▶ **Task objective**: Repeat the listing in full, preserving every character.

▶ **Records provided**:
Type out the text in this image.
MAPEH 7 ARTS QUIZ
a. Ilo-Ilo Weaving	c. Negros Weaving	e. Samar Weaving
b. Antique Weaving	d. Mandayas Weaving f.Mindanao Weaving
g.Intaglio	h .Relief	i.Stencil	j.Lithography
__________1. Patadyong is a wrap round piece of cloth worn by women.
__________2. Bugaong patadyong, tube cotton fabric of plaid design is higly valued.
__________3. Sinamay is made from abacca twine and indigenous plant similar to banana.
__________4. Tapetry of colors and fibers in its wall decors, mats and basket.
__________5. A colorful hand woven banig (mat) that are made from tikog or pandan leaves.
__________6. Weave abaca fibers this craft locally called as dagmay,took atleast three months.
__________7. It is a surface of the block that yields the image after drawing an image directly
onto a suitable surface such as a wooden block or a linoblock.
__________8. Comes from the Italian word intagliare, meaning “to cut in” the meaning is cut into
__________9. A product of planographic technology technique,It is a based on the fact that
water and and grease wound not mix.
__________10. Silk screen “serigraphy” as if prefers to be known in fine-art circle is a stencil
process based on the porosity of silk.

▶ **Full solution**:
Type out the text in this image.
MAPEH 7 ARTS QUIZ
a. Ilo-Ilo Weaving	c. Negros Weaving	e. Samar Weaving
b. Antique Weaving	d. Mandayas Weaving f.Mindanao Weaving
g.Intaglio	h .Relief	i.Stencil	j.Lithography
__________1. Patadyong is a wrap round piece of cloth worn by women.
__________2. Bugaong patadyong, tube cotton fabric of plaid design is higly valued.
__________3. Sinamay is made from abacca twine and indigenous plant similar to banana.
__________4. Tapetry of colors and fibers in its wall decors, mats and basket.
__________5. A colorful hand woven banig (mat) that are made from tikog or pandan leaves.
__________6. Weave abaca fibers this craft locally called as dagmay,took atleast three months.
__________7. It is a surface of the block that yields the image after drawing an image directly
onto a suitable surface such as a wooden block or a linoblock.
__________8. Comes from the Italian word intagliare, meaning “to cut in” the meaning is cut into
__________9. A product of planographic technology technique,It is a based on the fact that
water and and grease wound not mix.
__________10. Silk screen “serigraphy” as if prefers to be known in fine-art circle is a stencil
process based on the porosity of silk.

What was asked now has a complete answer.